WORK TO DO
State how many lines include "JSON", giving the number by itself.
========
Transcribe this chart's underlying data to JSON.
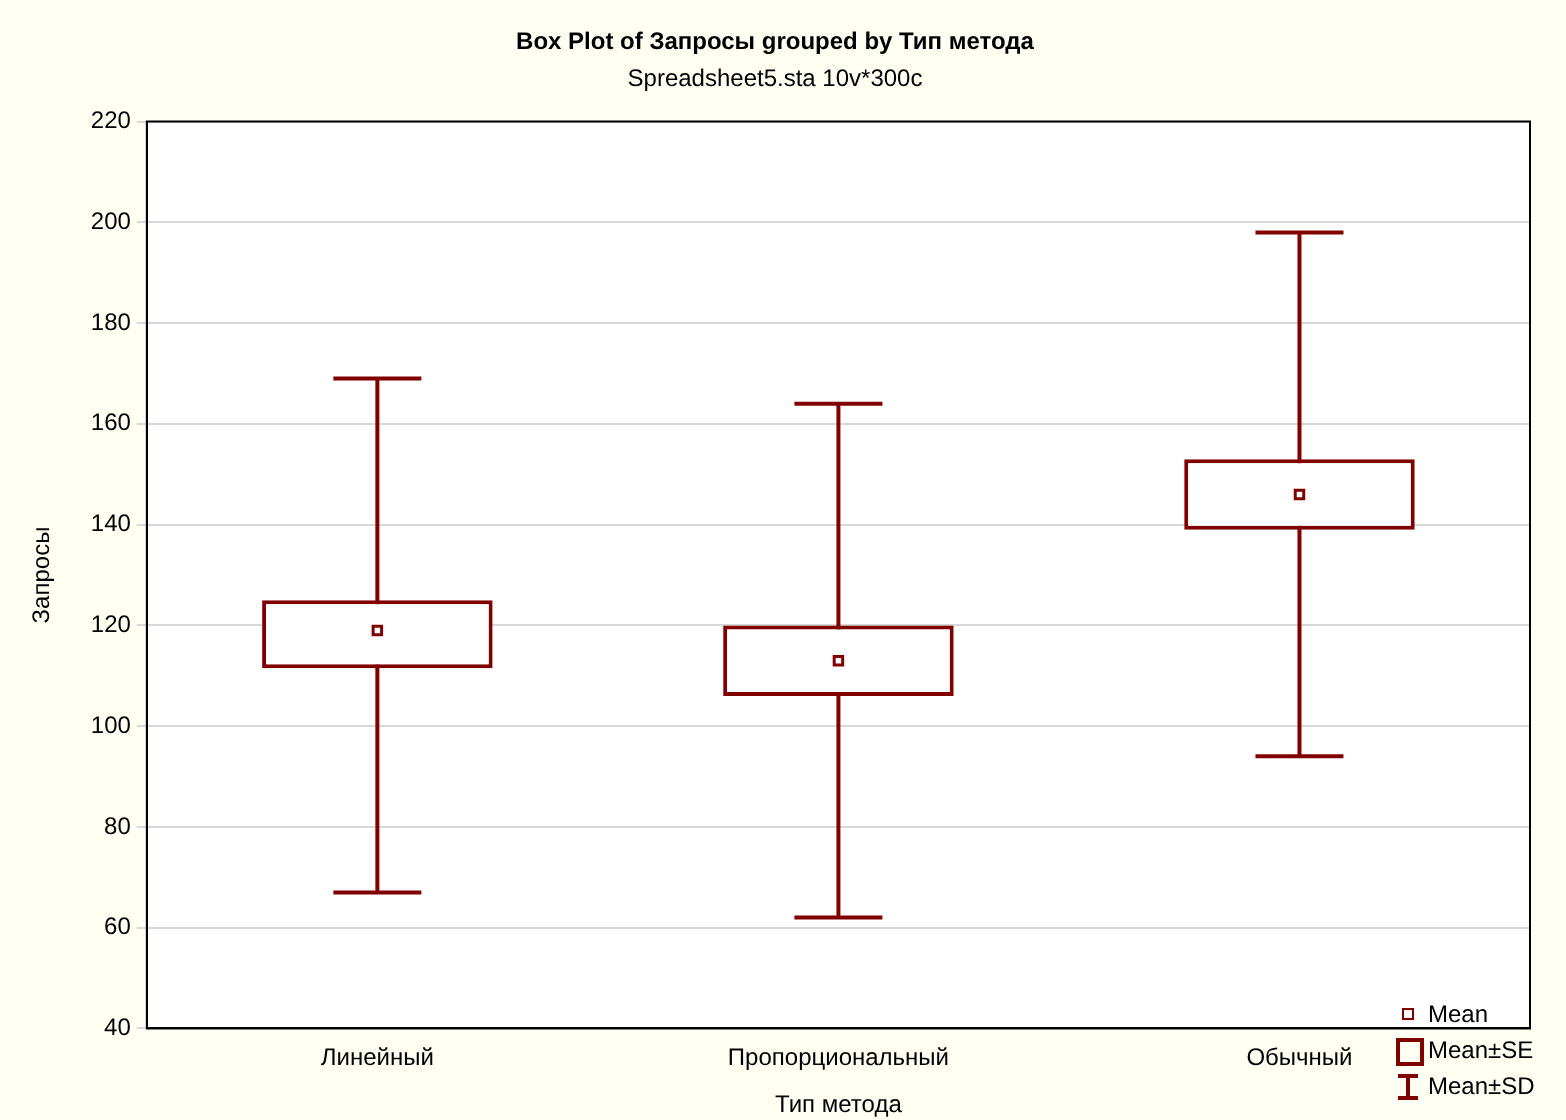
{
  "chart_data": {
    "type": "box",
    "title": "Box Plot of Запросы grouped by Тип метода",
    "subtitle": "Spreadsheet5.sta 10v*300c",
    "xlabel": "Тип метода",
    "ylabel": "Запросы",
    "categories": [
      "Линейный",
      "Пропорциональный",
      "Обычный"
    ],
    "series": [
      {
        "color": "#800000",
        "boxes": [
          {
            "low": 67,
            "q1": 111.5,
            "median": 119,
            "q3": 125,
            "high": 169
          },
          {
            "low": 62,
            "q1": 106,
            "median": 113,
            "q3": 120,
            "high": 164
          },
          {
            "low": 94,
            "q1": 139,
            "median": 146,
            "q3": 153,
            "high": 198
          }
        ]
      }
    ],
    "marker": "square",
    "annotations": [
      "Mean",
      "Mean±SE",
      "Mean±SD"
    ],
    "ylim": [
      40,
      220
    ],
    "yticks": [
      40,
      60,
      80,
      100,
      120,
      140,
      160,
      180,
      200,
      220
    ],
    "grid": "y"
  }
}
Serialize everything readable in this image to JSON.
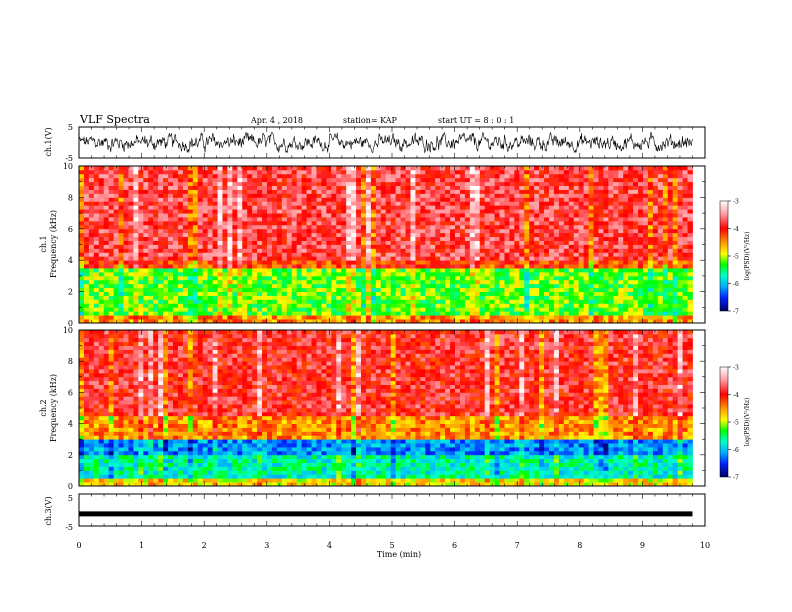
{
  "header": {
    "title": "VLF Spectra",
    "date": "Apr. 4 , 2018",
    "station": "station= KAP",
    "start_ut": "start UT =  8 : 0 : 1"
  },
  "xaxis": {
    "label": "Time (min)",
    "ticks": [
      "0",
      "1",
      "2",
      "3",
      "4",
      "5",
      "6",
      "7",
      "8",
      "9",
      "10"
    ]
  },
  "panels": {
    "ch1_wave": {
      "ylabel": "ch.1(V)",
      "ticks": [
        "5",
        "-5"
      ]
    },
    "ch1_spec": {
      "ylabel_line1": "ch.1",
      "ylabel_line2": "Frequency (kHz)",
      "ticks": [
        "10",
        "8",
        "6",
        "4",
        "2",
        "0"
      ]
    },
    "ch2_spec": {
      "ylabel_line1": "ch.2",
      "ylabel_line2": "Frequency (kHz)",
      "ticks": [
        "10",
        "8",
        "6",
        "4",
        "2",
        "0"
      ]
    },
    "ch3_wave": {
      "ylabel": "ch.3(V)",
      "ticks": [
        "5",
        "-5"
      ]
    }
  },
  "colorbar": {
    "label": "log(PSD)(V²/Hz)",
    "ticks": [
      "-3",
      "-4",
      "-5",
      "-6",
      "-7"
    ]
  },
  "chart_data": [
    {
      "type": "line",
      "title": "ch.1(V)",
      "xlabel": "Time (min)",
      "ylabel": "ch.1(V)",
      "xlim": [
        0,
        10
      ],
      "ylim": [
        -5,
        5
      ],
      "data_end_min": 9.8,
      "description_values": {
        "mean": 0,
        "amplitude_range": [
          -2.5,
          2.5
        ]
      }
    },
    {
      "type": "heatmap",
      "title": "ch.1",
      "xlabel": "Time (min)",
      "ylabel": "Frequency (kHz)",
      "xlim": [
        0,
        10
      ],
      "ylim": [
        0,
        10
      ],
      "data_end_min": 9.8,
      "colorscale_range": [
        -7,
        -3
      ],
      "bands_kHz_logPSD": [
        {
          "f_range": [
            0,
            0.6
          ],
          "logPSD": -4.5
        },
        {
          "f_range": [
            0.6,
            3.5
          ],
          "logPSD": -5.2
        },
        {
          "f_range": [
            3.5,
            3.9
          ],
          "logPSD": -4.2
        },
        {
          "f_range": [
            3.9,
            10
          ],
          "logPSD": -3.8
        }
      ]
    },
    {
      "type": "heatmap",
      "title": "ch.2",
      "xlabel": "Time (min)",
      "ylabel": "Frequency (kHz)",
      "xlim": [
        0,
        10
      ],
      "ylim": [
        0,
        10
      ],
      "data_end_min": 9.8,
      "colorscale_range": [
        -7,
        -3
      ],
      "bands_kHz_logPSD": [
        {
          "f_range": [
            0,
            0.4
          ],
          "logPSD": -4.8
        },
        {
          "f_range": [
            0.4,
            1.9
          ],
          "logPSD": -5.7
        },
        {
          "f_range": [
            1.9,
            3.1
          ],
          "logPSD": -6.2
        },
        {
          "f_range": [
            3.1,
            4.5
          ],
          "logPSD": -4.5
        },
        {
          "f_range": [
            4.5,
            10
          ],
          "logPSD": -3.9
        }
      ]
    },
    {
      "type": "line",
      "title": "ch.3(V)",
      "xlabel": "Time (min)",
      "ylabel": "ch.3(V)",
      "xlim": [
        0,
        10
      ],
      "ylim": [
        -5,
        5
      ],
      "data_end_min": 9.8,
      "constant_value": -1.2
    }
  ]
}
========
RESPONSE
2